> **Task goal**:
Transcribe the material in full. Nothing should differ except that the pictures are left out.

(Dataset records)

/---

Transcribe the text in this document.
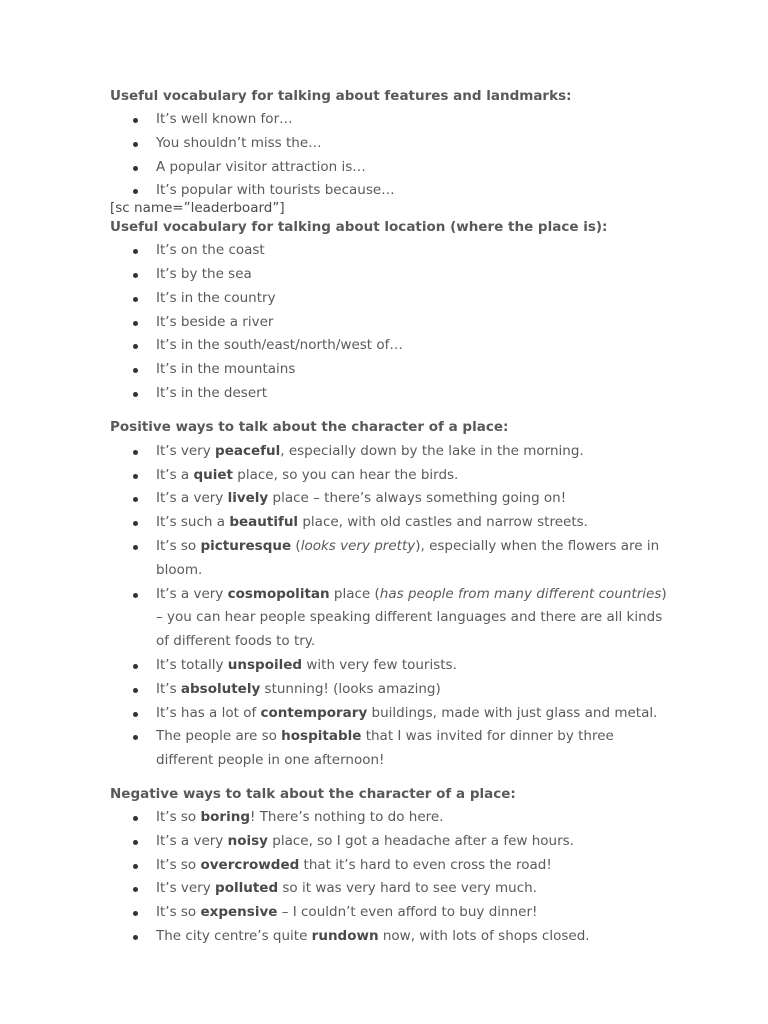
Useful vocabulary for talking about features and landmarks:

It’s well known for…
You shouldn’t miss the…
A popular visitor attraction is…
It’s popular with tourists because…

[sc name=”leaderboard”]

Useful vocabulary for talking about location (where the place is):

It’s on the coast
It’s by the sea
It’s in the country
It’s beside a river
It’s in the south/east/north/west of…
It’s in the mountains
It’s in the desert

Positive ways to talk about the character of a place:

It’s very peaceful, especially down by the lake in the morning.
It’s a quiet place, so you can hear the birds.
It’s a very lively place – there’s always something going on!
It’s such a beautiful place, with old castles and narrow streets.
It’s so picturesque (looks very pretty), especially when the flowers are in bloom.
It’s a very cosmopolitan place (has people from many different countries) – you can hear people speaking different languages and there are all kinds of different foods to try.
It’s totally unspoiled with very few tourists.
It’s absolutely stunning! (looks amazing)
It’s has a lot of contemporary buildings, made with just glass and metal.
The people are so hospitable that I was invited for dinner by three different people in one afternoon!

Negative ways to talk about the character of a place:

It’s so boring! There’s nothing to do here.
It’s a very noisy place, so I got a headache after a few hours.
It’s so overcrowded that it’s hard to even cross the road!
It’s very polluted so it was very hard to see very much.
It’s so expensive – I couldn’t even afford to buy dinner!
The city centre’s quite rundown now, with lots of shops closed.
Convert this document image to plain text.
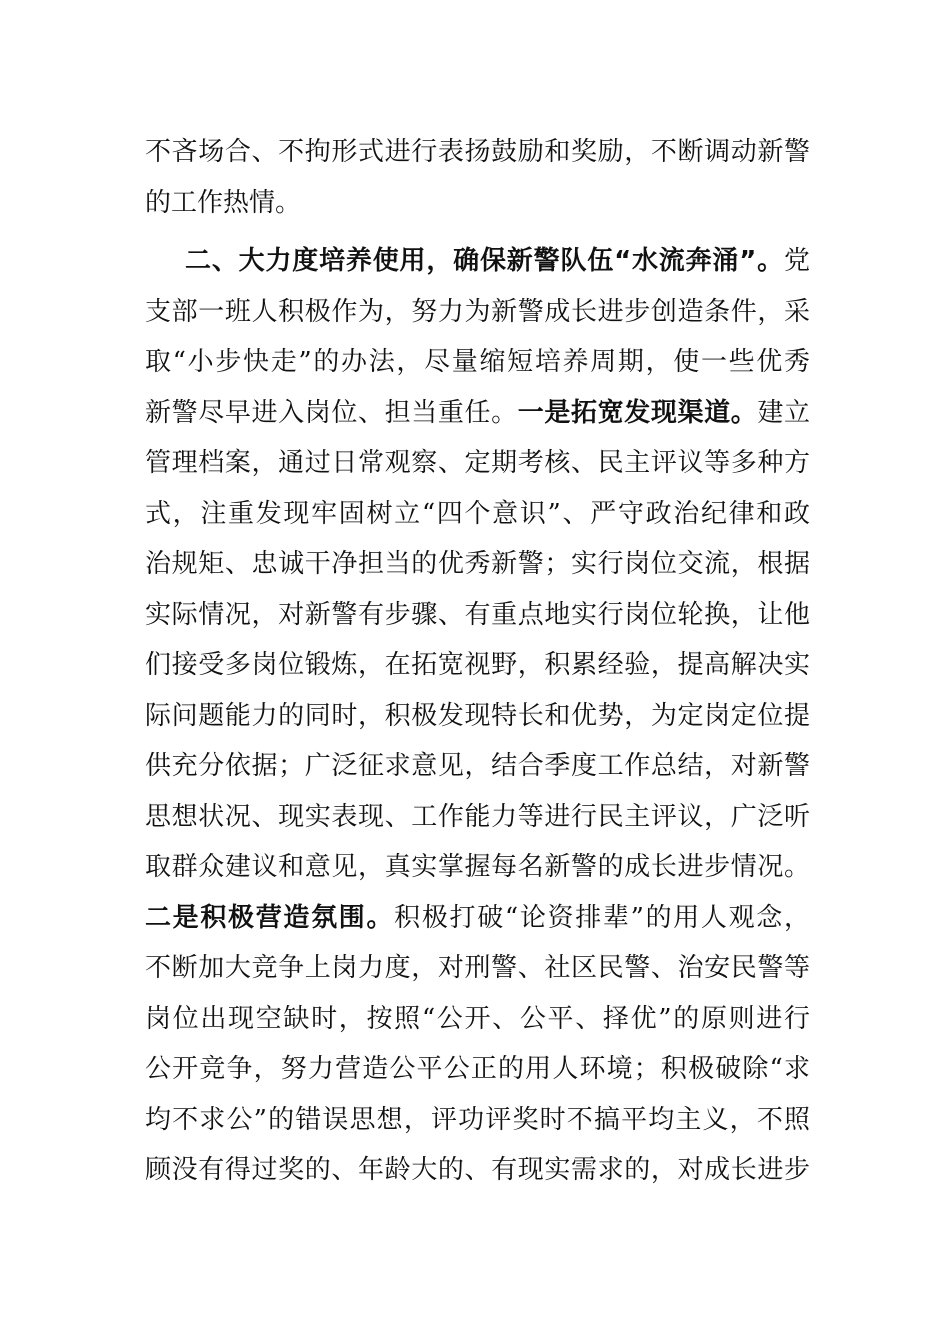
不吝场合、不拘形式进行表扬鼓励和奖励，不断调动新警
的工作热情。
二、大力度培养使用，确保新警队伍“水流奔涌”。党
支部一班人积极作为，努力为新警成长进步创造条件，采
取“小步快走”的办法，尽量缩短培养周期，使一些优秀
新警尽早进入岗位、担当重任。一是拓宽发现渠道。建立
管理档案，通过日常观察、定期考核、民主评议等多种方
式，注重发现牢固树立“四个意识”、严守政治纪律和政
治规矩、忠诚干净担当的优秀新警；实行岗位交流，根据
实际情况，对新警有步骤、有重点地实行岗位轮换，让他
们接受多岗位锻炼，在拓宽视野，积累经验，提高解决实
际问题能力的同时，积极发现特长和优势，为定岗定位提
供充分依据；广泛征求意见，结合季度工作总结，对新警
思想状况、现实表现、工作能力等进行民主评议，广泛听
取群众建议和意见，真实掌握每名新警的成长进步情况。
二是积极营造氛围。积极打破“论资排辈”的用人观念，
不断加大竞争上岗力度，对刑警、社区民警、治安民警等
岗位出现空缺时，按照“公开、公平、择优”的原则进行
公开竞争，努力营造公平公正的用人环境；积极破除“求
均不求公”的错误思想，评功评奖时不搞平均主义，不照
顾没有得过奖的、年龄大的、有现实需求的，对成长进步
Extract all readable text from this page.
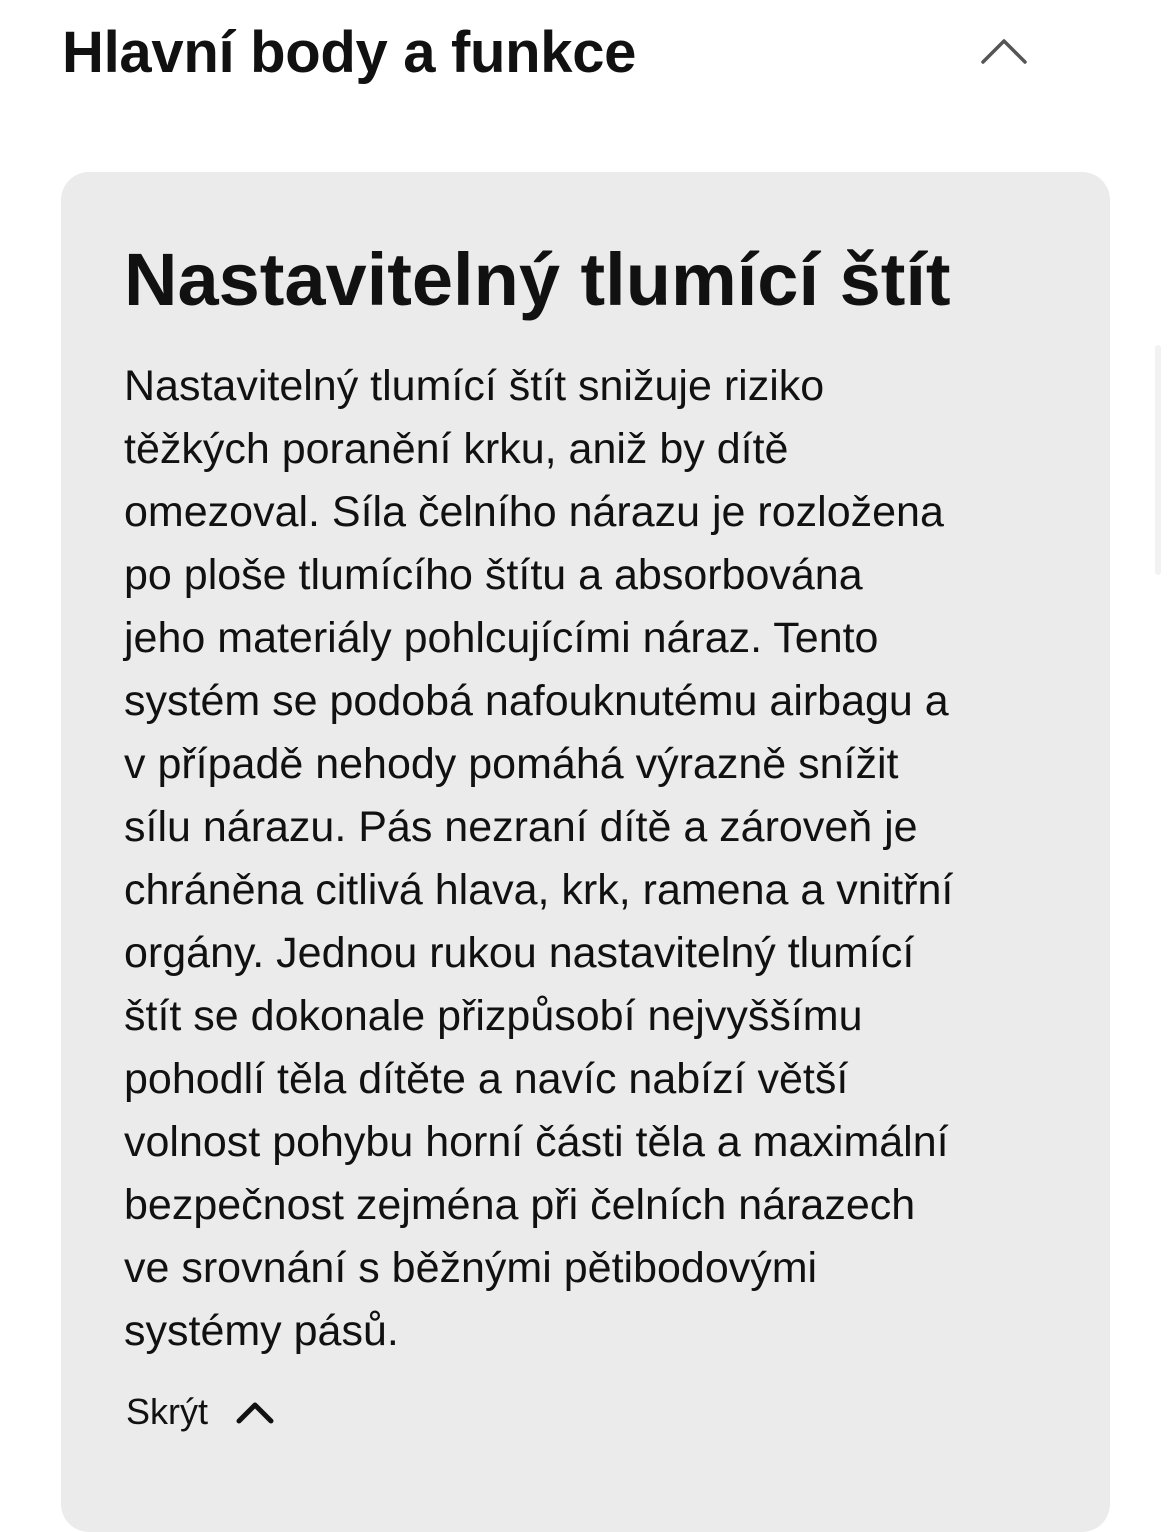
Hlavní body a funkce
Nastavitelný tlumící štít

Nastavitelný tlumící štít snižuje riziko
těžkých poranění krku, aniž by dítě
omezoval. Síla čelního nárazu je rozložena
po ploše tlumícího štítu a absorbována
jeho materiály pohlcujícími náraz. Tento
systém se podobá nafouknutému airbagu a
v případě nehody pomáhá výrazně snížit
sílu nárazu. Pás nezraní dítě a zároveň je
chráněna citlivá hlava, krk, ramena a vnitřní
orgány. Jednou rukou nastavitelný tlumící
štít se dokonale přizpůsobí nejvyššímu
pohodlí těla dítěte a navíc nabízí větší
volnost pohybu horní části těla a maximální
bezpečnost zejména při čelních nárazech
ve srovnání s běžnými pětibodovými
systémy pásů.

Skrýt
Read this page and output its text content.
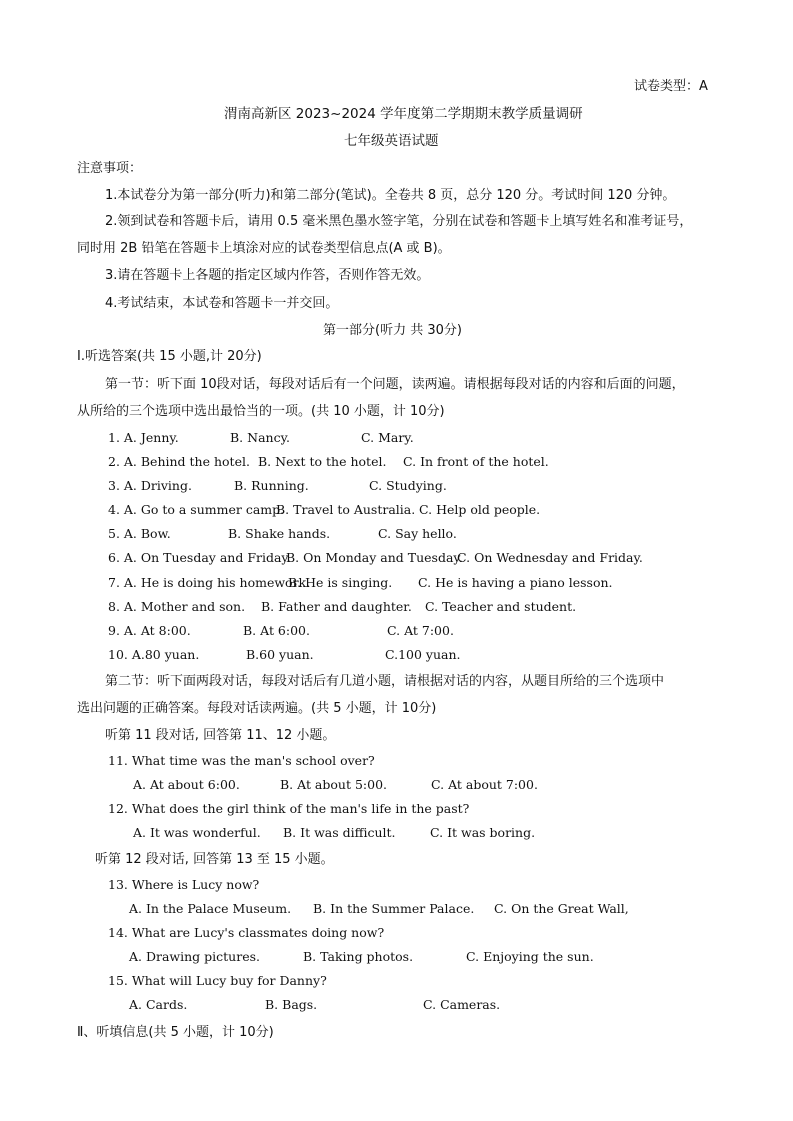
试卷类型：A
渭南高新区 2023~2024 学年度第二学期期末教学质量调研
七年级英语试题
注意事项：
1.本试卷分为第一部分(听力)和第二部分(笔试)。全卷共 8 页，总分 120 分。考试时间 120 分钟。
2.领到试卷和答题卡后，请用 0.5 毫米黑色墨水签字笔，分别在试卷和答题卡上填写姓名和准考证号，
同时用 2B 铅笔在答题卡上填涂对应的试卷类型信息点(A 或 B)。
3.请在答题卡上各题的指定区域内作答，否则作答无效。
4.考试结束，本试卷和答题卡一并交回。
第一部分(听力 共 30分)
Ⅰ.听选答案(共 15 小题,计 20分)
第一节：听下面 10段对话，每段对话后有一个问题，读两遍。请根据每段对话的内容和后面的问题，
从所给的三个选项中选出最恰当的一项。(共 10 小题，计 10分)
1. A. Jenny.	B. Nancy.	C. Mary.
2. A. Behind the hotel. B. Next to the hotel. C. In front of the hotel.
3. A. Driving.	B. Running.	C. Studying.
4. A. Go to a summer camp.
B. Travel to Australia. C. Help old people.
5. A. Bow.	B. Shake hands.	C. Say hello.
6. A. On Tuesday and Friday.
B. On Monday and Tuesday.
C. On Wednesday and Friday.
7. A. He is doing his homework.
B. He is singing. C. He is having a piano lesson.
8. A. Mother and son. B. Father and daughter. C. Teacher and student.
9. A. At 8:00.	B. At 6:00.	C. At 7:00.
10. A.80 yuan.	B.60 yuan.	C.100 yuan.
第二节：听下面两段对话，每段对话后有几道小题，请根据对话的内容，从题目所给的三个选项中
选出问题的正确答案。每段对话读两遍。(共 5 小题，计 10分)
听第 11 段对话, 回答第 11、12 小题。
11. What time was the man's school over?
A. At about 6:00.	B. At about 5:00.	C. At about 7:00.
12. What does the girl think of the man's life in the past?
A. It was wonderful. B. It was difficult.	C. It was boring.
听第 12 段对话, 回答第 13 至 15 小题。
13. Where is Lucy now?
A. In the Palace Museum. B. In the Summer Palace. C. On the Great Wall,
14. What are Lucy's classmates doing now?
A. Drawing pictures.	B. Taking photos.	C. Enjoying the sun.
15. What will Lucy buy for Danny?
A. Cards.	B. Bags.	C. Cameras.
Ⅱ、听填信息(共 5 小题，计 10分)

\---

> **Result**:
Transcribe the text in this document.
Useful vocabulary for talking about features and landmarks:

It’s well known for…
You shouldn’t miss the…
A popular visitor attraction is…
It’s popular with tourists because…

[sc name=”leaderboard”]

Useful vocabulary for talking about location (where the place is):

It’s on the coast
It’s by the sea
It’s in the country
It’s beside a river
It’s in the south/east/north/west of…
It’s in the mountains
It’s in the desert

Positive ways to talk about the character of a place:

It’s very peaceful, especially down by the lake in the morning.
It’s a quiet place, so you can hear the birds.
It’s a very lively place – there’s always something going on!
It’s such a beautiful place, with old castles and narrow streets.
It’s so picturesque (looks very pretty), especially when the flowers are in bloom.
It’s a very cosmopolitan place (has people from many different countries) – you can hear people speaking different languages and there are all kinds of different foods to try.
It’s totally unspoiled with very few tourists.
It’s absolutely stunning! (looks amazing)
It’s has a lot of contemporary buildings, made with just glass and metal.
The people are so hospitable that I was invited for dinner by three different people in one afternoon!

Negative ways to talk about the character of a place:

It’s so boring! There’s nothing to do here.
It’s a very noisy place, so I got a headache after a few hours.
It’s so overcrowded that it’s hard to even cross the road!
It’s very polluted so it was very hard to see very much.
It’s so expensive – I couldn’t even afford to buy dinner!
The city centre’s quite rundown now, with lots of shops closed.
Convert this document image to plain text.
不吝场合、不拘形式进行表扬鼓励和奖励，不断调动新警
的工作热情。
二、大力度培养使用，确保新警队伍“水流奔涌”。党
支部一班人积极作为，努力为新警成长进步创造条件，采
取“小步快走”的办法，尽量缩短培养周期，使一些优秀
新警尽早进入岗位、担当重任。一是拓宽发现渠道。建立
管理档案，通过日常观察、定期考核、民主评议等多种方
式，注重发现牢固树立“四个意识”、严守政治纪律和政
治规矩、忠诚干净担当的优秀新警；实行岗位交流，根据
实际情况，对新警有步骤、有重点地实行岗位轮换，让他
们接受多岗位锻炼，在拓宽视野，积累经验，提高解决实
际问题能力的同时，积极发现特长和优势，为定岗定位提
供充分依据；广泛征求意见，结合季度工作总结，对新警
思想状况、现实表现、工作能力等进行民主评议，广泛听
取群众建议和意见，真实掌握每名新警的成长进步情况。
二是积极营造氛围。积极打破“论资排辈”的用人观念，
不断加大竞争上岗力度，对刑警、社区民警、治安民警等
岗位出现空缺时，按照“公开、公平、择优”的原则进行
公开竞争，努力营造公平公正的用人环境；积极破除“求
均不求公”的错误思想，评功评奖时不搞平均主义，不照
顾没有得过奖的、年龄大的、有现实需求的，对成长进步
Extract all readable text from this page.
Hlavní body a funkce
Nastavitelný tlumící štít

Nastavitelný tlumící štít snižuje riziko
těžkých poranění krku, aniž by dítě
omezoval. Síla čelního nárazu je rozložena
po ploše tlumícího štítu a absorbována
jeho materiály pohlcujícími náraz. Tento
systém se podobá nafouknutému airbagu a
v případě nehody pomáhá výrazně snížit
sílu nárazu. Pás nezraní dítě a zároveň je
chráněna citlivá hlava, krk, ramena a vnitřní
orgány. Jednou rukou nastavitelný tlumící
štít se dokonale přizpůsobí nejvyššímu
pohodlí těla dítěte a navíc nabízí větší
volnost pohybu horní části těla a maximální
bezpečnost zejména při čelních nárazech
ve srovnání s běžnými pětibodovými
systémy pásů.

Skrýt
Read this page and output its text content.
试卷类型：A
渭南高新区 2023~2024 学年度第二学期期末教学质量调研
七年级英语试题
注意事项：
1.本试卷分为第一部分(听力)和第二部分(笔试)。全卷共 8 页，总分 120 分。考试时间 120 分钟。
2.领到试卷和答题卡后，请用 0.5 毫米黑色墨水签字笔，分别在试卷和答题卡上填写姓名和准考证号，
同时用 2B 铅笔在答题卡上填涂对应的试卷类型信息点(A 或 B)。
3.请在答题卡上各题的指定区域内作答，否则作答无效。
4.考试结束，本试卷和答题卡一并交回。
第一部分(听力 共 30分)
Ⅰ.听选答案(共 15 小题,计 20分)
第一节：听下面 10段对话，每段对话后有一个问题，读两遍。请根据每段对话的内容和后面的问题，
从所给的三个选项中选出最恰当的一项。(共 10 小题，计 10分)
1. A. Jenny.	B. Nancy.	C. Mary.
2. A. Behind the hotel. B. Next to the hotel. C. In front of the hotel.
3. A. Driving.	B. Running.	C. Studying.
4. A. Go to a summer camp.
B. Travel to Australia. C. Help old people.
5. A. Bow.	B. Shake hands.	C. Say hello.
6. A. On Tuesday and Friday.
B. On Monday and Tuesday.
C. On Wednesday and Friday.
7. A. He is doing his homework.
B. He is singing. C. He is having a piano lesson.
8. A. Mother and son. B. Father and daughter. C. Teacher and student.
9. A. At 8:00.	B. At 6:00.	C. At 7:00.
10. A.80 yuan.	B.60 yuan.	C.100 yuan.
第二节：听下面两段对话，每段对话后有几道小题，请根据对话的内容，从题目所给的三个选项中
选出问题的正确答案。每段对话读两遍。(共 5 小题，计 10分)
听第 11 段对话, 回答第 11、12 小题。
11. What time was the man's school over?
A. At about 6:00.	B. At about 5:00.	C. At about 7:00.
12. What does the girl think of the man's life in the past?
A. It was wonderful. B. It was difficult.	C. It was boring.
听第 12 段对话, 回答第 13 至 15 小题。
13. Where is Lucy now?
A. In the Palace Museum. B. In the Summer Palace. C. On the Great Wall,
14. What are Lucy's classmates doing now?
A. Drawing pictures.	B. Taking photos.	C. Enjoying the sun.
15. What will Lucy buy for Danny?
A. Cards.	B. Bags.	C. Cameras.
Ⅱ、听填信息(共 5 小题，计 10分)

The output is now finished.